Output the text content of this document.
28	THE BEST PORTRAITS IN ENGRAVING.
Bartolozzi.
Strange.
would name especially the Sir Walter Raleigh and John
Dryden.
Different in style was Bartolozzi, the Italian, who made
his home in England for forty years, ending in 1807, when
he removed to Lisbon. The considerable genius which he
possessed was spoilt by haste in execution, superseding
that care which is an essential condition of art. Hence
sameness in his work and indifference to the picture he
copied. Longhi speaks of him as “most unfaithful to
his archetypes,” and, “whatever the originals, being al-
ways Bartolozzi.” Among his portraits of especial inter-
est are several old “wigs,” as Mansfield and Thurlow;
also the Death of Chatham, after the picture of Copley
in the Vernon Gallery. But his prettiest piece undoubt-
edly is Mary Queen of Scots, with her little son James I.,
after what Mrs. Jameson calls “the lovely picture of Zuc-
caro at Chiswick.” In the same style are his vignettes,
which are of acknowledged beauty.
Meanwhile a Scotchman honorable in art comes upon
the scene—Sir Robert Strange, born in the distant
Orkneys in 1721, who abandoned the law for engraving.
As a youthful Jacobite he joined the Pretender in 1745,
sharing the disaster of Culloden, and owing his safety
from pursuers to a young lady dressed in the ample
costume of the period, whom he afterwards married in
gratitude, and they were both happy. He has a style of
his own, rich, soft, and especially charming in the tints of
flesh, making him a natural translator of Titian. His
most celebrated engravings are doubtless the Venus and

TO DO
Exactly reproduce all of the entries.

ANSWER TO THE TASK
Output the text content of this document.
28	THE BEST PORTRAITS IN ENGRAVING.
Bartolozzi.
Strange.
would name especially the Sir Walter Raleigh and John
Dryden.
Different in style was Bartolozzi, the Italian, who made
his home in England for forty years, ending in 1807, when
he removed to Lisbon. The considerable genius which he
possessed was spoilt by haste in execution, superseding
that care which is an essential condition of art. Hence
sameness in his work and indifference to the picture he
copied. Longhi speaks of him as “most unfaithful to
his archetypes,” and, “whatever the originals, being al-
ways Bartolozzi.” Among his portraits of especial inter-
est are several old “wigs,” as Mansfield and Thurlow;
also the Death of Chatham, after the picture of Copley
in the Vernon Gallery. But his prettiest piece undoubt-
edly is Mary Queen of Scots, with her little son James I.,
after what Mrs. Jameson calls “the lovely picture of Zuc-
caro at Chiswick.” In the same style are his vignettes,
which are of acknowledged beauty.
Meanwhile a Scotchman honorable in art comes upon
the scene—Sir Robert Strange, born in the distant
Orkneys in 1721, who abandoned the law for engraving.
As a youthful Jacobite he joined the Pretender in 1745,
sharing the disaster of Culloden, and owing his safety
from pursuers to a young lady dressed in the ample
costume of the period, whom he afterwards married in
gratitude, and they were both happy. He has a style of
his own, rich, soft, and especially charming in the tints of
flesh, making him a natural translator of Titian. His
most celebrated engravings are doubtless the Venus and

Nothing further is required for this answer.